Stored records

-- BEGIN --

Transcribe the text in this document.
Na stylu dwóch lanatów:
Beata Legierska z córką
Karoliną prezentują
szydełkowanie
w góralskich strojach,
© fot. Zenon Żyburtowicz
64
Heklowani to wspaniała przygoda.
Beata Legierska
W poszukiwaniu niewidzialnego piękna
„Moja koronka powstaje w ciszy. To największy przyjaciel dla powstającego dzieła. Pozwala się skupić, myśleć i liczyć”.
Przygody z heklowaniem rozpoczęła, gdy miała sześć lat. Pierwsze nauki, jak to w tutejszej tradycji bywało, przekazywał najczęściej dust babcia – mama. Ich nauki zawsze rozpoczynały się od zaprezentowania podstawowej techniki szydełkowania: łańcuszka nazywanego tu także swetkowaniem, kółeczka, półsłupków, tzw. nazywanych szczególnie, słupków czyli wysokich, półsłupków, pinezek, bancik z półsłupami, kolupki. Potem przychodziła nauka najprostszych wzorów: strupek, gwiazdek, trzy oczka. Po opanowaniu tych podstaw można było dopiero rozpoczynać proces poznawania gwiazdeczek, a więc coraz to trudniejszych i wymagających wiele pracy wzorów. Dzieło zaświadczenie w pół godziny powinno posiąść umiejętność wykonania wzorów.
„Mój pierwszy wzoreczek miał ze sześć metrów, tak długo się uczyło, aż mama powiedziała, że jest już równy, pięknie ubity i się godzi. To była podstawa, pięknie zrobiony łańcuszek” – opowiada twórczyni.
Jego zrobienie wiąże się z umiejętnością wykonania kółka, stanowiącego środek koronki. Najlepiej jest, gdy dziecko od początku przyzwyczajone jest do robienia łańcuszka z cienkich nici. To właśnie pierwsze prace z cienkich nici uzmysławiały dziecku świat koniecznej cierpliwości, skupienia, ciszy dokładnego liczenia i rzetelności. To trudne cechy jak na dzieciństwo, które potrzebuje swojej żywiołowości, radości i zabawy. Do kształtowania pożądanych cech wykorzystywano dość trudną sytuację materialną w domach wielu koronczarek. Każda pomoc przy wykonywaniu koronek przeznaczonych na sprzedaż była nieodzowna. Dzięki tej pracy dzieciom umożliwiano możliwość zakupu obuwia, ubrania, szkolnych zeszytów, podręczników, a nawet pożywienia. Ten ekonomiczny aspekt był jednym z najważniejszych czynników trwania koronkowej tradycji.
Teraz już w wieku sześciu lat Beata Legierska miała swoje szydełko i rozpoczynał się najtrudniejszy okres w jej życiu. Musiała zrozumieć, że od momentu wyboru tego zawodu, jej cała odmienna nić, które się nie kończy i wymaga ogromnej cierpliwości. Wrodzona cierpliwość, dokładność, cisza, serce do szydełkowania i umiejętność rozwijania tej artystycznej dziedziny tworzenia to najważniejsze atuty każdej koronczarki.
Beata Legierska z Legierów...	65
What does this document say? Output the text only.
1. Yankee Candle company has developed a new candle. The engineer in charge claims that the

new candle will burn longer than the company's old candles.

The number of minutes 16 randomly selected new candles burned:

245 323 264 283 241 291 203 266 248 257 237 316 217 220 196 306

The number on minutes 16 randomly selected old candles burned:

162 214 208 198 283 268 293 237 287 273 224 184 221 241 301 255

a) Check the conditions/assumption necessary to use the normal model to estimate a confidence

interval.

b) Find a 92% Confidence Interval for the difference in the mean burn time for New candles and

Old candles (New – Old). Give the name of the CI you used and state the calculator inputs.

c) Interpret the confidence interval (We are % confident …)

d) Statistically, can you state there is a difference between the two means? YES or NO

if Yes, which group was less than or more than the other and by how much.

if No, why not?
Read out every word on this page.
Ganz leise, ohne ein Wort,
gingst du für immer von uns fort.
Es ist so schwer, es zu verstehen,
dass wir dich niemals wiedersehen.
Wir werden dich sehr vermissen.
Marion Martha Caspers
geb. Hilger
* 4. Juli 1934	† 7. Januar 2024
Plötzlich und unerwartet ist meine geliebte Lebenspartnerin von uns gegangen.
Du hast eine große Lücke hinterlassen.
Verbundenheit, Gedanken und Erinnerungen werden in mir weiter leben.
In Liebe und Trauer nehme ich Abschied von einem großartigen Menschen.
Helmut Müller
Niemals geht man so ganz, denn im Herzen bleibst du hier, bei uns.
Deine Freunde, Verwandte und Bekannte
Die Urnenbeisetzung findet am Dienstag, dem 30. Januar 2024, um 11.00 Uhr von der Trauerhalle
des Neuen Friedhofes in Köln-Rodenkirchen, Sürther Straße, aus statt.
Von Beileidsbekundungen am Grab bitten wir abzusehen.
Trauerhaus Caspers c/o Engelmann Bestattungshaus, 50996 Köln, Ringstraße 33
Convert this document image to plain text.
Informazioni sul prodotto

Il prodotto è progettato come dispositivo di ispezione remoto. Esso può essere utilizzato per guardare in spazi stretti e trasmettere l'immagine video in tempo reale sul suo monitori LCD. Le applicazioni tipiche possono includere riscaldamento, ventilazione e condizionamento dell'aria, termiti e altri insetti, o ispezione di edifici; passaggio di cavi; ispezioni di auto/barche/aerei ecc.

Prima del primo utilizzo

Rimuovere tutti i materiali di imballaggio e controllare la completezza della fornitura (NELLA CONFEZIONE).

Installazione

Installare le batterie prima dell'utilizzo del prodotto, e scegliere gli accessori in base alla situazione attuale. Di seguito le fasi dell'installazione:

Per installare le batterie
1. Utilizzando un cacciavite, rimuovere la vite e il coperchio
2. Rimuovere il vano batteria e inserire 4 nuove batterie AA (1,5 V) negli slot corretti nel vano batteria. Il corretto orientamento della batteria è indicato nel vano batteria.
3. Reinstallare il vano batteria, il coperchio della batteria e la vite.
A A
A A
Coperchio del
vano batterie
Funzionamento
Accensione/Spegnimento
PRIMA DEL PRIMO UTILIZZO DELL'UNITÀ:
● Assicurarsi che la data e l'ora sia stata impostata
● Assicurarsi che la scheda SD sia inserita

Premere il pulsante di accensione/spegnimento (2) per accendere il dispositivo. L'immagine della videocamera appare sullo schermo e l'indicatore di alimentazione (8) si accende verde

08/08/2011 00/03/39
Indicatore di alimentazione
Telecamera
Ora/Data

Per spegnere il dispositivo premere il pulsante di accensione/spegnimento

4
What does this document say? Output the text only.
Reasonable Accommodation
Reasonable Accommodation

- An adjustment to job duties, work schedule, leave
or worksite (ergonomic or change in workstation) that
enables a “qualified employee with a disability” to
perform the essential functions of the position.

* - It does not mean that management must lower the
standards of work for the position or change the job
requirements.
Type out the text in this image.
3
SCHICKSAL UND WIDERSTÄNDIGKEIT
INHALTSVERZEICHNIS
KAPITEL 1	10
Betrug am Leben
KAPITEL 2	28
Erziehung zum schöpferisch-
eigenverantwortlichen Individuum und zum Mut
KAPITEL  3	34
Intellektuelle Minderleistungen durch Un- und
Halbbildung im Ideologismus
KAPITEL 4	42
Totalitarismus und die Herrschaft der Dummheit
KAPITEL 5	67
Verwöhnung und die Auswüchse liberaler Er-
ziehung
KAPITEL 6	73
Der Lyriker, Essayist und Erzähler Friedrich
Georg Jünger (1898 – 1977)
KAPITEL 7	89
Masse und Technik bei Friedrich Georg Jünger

-- END --

Required work
Pull out and copy each line containing the string "selected".

Output of the task
The number of minutes 16 randomly selected new candles burned:
The number on minutes 16 randomly selected old candles burned:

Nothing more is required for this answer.